▸ **EXERCISE PROMPT**
Reproduce the listing exactly and skip over any pictures.

▸ **GIVEN DATA**
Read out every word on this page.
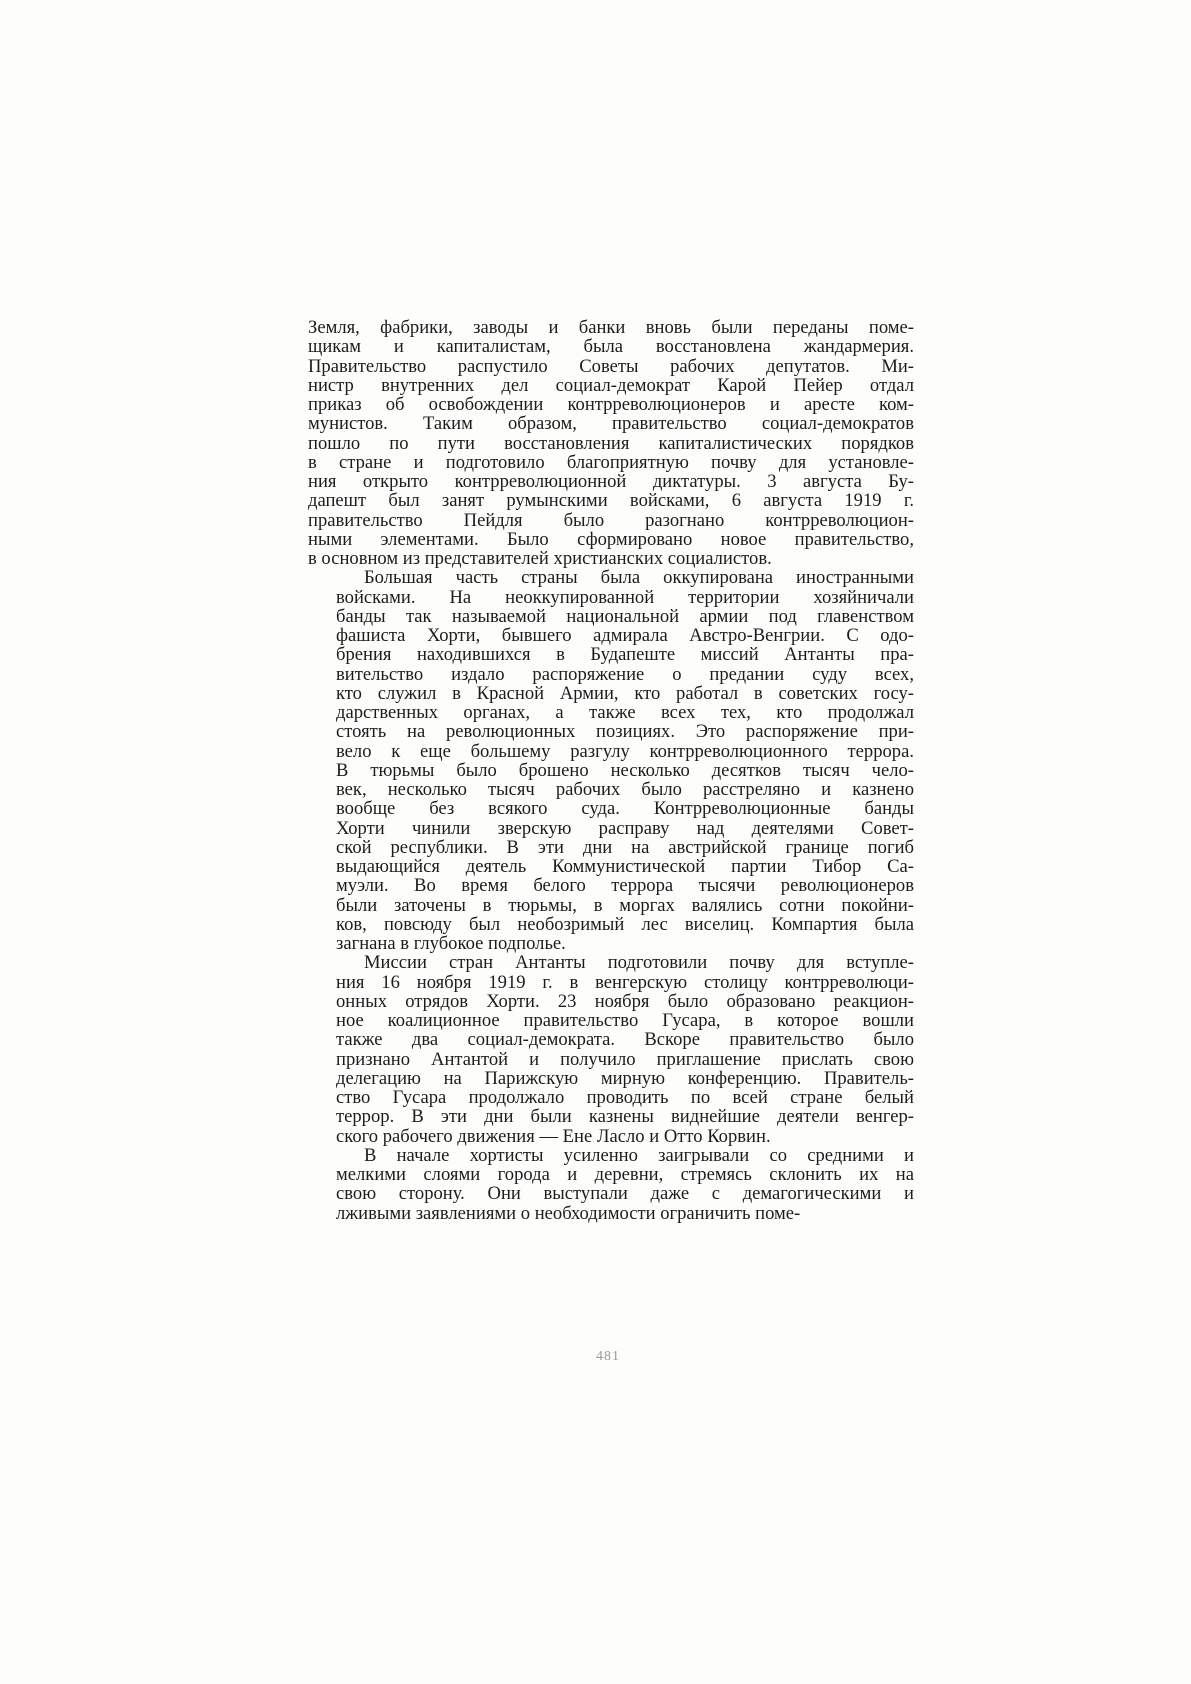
Земля, фабрики, заводы и банки вновь были переданы поме-
щикам и капиталистам, была восстановлена жандармерия.
Правительство распустило Советы рабочих депутатов. Ми-
нистр внутренних дел социал-демократ Карой Пейер отдал
приказ об освобождении контрреволюционеров и аресте ком-
мунистов. Таким образом, правительство социал-демократов
пошло по пути восстановления капиталистических порядков
в стране и подготовило благоприятную почву для установле-
ния открыто контрреволюционной диктатуры. 3 августа Бу-
дапешт был занят румынскими войсками, 6 августа 1919 г.
правительство Пейдля было разогнано контрреволюцион-
ными элементами. Было сформировано новое правительство,
в основном из представителей христианских социалистов.

Большая часть страны была оккупирована иностранными
войсками. На неоккупированной территории хозяйничали
банды так называемой национальной армии под главенством
фашиста Хорти, бывшего адмирала Австро-Венгрии. С одо-
брения находившихся в Будапеште миссий Антанты пра-
вительство издало распоряжение о предании суду всех,
кто служил в Красной Армии, кто работал в советских госу-
дарственных органах, а также всех тех, кто продолжал
стоять на революционных позициях. Это распоряжение при-
вело к еще большему разгулу контрреволюционного террора.
В тюрьмы было брошено несколько десятков тысяч чело-
век, несколько тысяч рабочих было расстреляно и казнено
вообще без всякого суда. Контрреволюционные банды
Хорти чинили зверскую расправу над деятелями Совет-
ской республики. В эти дни на австрийской границе погиб
выдающийся деятель Коммунистической партии Тибор Са-
муэли. Во время белого террора тысячи революционеров
были заточены в тюрьмы, в моргах валялись сотни покойни-
ков, повсюду был необозримый лес виселиц. Компартия была
загнана в глубокое подполье.

Миссии стран Антанты подготовили почву для вступле-
ния 16 ноября 1919 г. в венгерскую столицу контрреволюци-
онных отрядов Хорти. 23 ноября было образовано реакцион-
ное коалиционное правительство Гусара, в которое вошли
также два социал-демократа. Вскоре правительство было
признано Антантой и получило приглашение прислать свою
делегацию на Парижскую мирную конференцию. Правитель-
ство Гусара продолжало проводить по всей стране белый
террор. В эти дни были казнены виднейшие деятели венгер-
ского рабочего движения — Ене Ласло и Отто Корвин.

В начале хортисты усиленно заигрывали со средними и
мелкими слоями города и деревни, стремясь склонить их на
свою сторону. Они выступали даже с демагогическими и
лживыми заявлениями о необходимости ограничить поме-

481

▸ **RESULT FOR THIS TASK**
Read out every word on this page.
Земля, фабрики, заводы и банки вновь были переданы поме-
щикам и капиталистам, была восстановлена жандармерия.
Правительство распустило Советы рабочих депутатов. Ми-
нистр внутренних дел социал-демократ Карой Пейер отдал
приказ об освобождении контрреволюционеров и аресте ком-
мунистов. Таким образом, правительство социал-демократов
пошло по пути восстановления капиталистических порядков
в стране и подготовило благоприятную почву для установле-
ния открыто контрреволюционной диктатуры. 3 августа Бу-
дапешт был занят румынскими войсками, 6 августа 1919 г.
правительство Пейдля было разогнано контрреволюцион-
ными элементами. Было сформировано новое правительство,
в основном из представителей христианских социалистов.

Большая часть страны была оккупирована иностранными
войсками. На неоккупированной территории хозяйничали
банды так называемой национальной армии под главенством
фашиста Хорти, бывшего адмирала Австро-Венгрии. С одо-
брения находившихся в Будапеште миссий Антанты пра-
вительство издало распоряжение о предании суду всех,
кто служил в Красной Армии, кто работал в советских госу-
дарственных органах, а также всех тех, кто продолжал
стоять на революционных позициях. Это распоряжение при-
вело к еще большему разгулу контрреволюционного террора.
В тюрьмы было брошено несколько десятков тысяч чело-
век, несколько тысяч рабочих было расстреляно и казнено
вообще без всякого суда. Контрреволюционные банды
Хорти чинили зверскую расправу над деятелями Совет-
ской республики. В эти дни на австрийской границе погиб
выдающийся деятель Коммунистической партии Тибор Са-
муэли. Во время белого террора тысячи революционеров
были заточены в тюрьмы, в моргах валялись сотни покойни-
ков, повсюду был необозримый лес виселиц. Компартия была
загнана в глубокое подполье.

Миссии стран Антанты подготовили почву для вступле-
ния 16 ноября 1919 г. в венгерскую столицу контрреволюци-
онных отрядов Хорти. 23 ноября было образовано реакцион-
ное коалиционное правительство Гусара, в которое вошли
также два социал-демократа. Вскоре правительство было
признано Антантой и получило приглашение прислать свою
делегацию на Парижскую мирную конференцию. Правитель-
ство Гусара продолжало проводить по всей стране белый
террор. В эти дни были казнены виднейшие деятели венгер-
ского рабочего движения — Ене Ласло и Отто Корвин.

В начале хортисты усиленно заигрывали со средними и
мелкими слоями города и деревни, стремясь склонить их на
свою сторону. Они выступали даже с демагогическими и
лживыми заявлениями о необходимости ограничить поме-

481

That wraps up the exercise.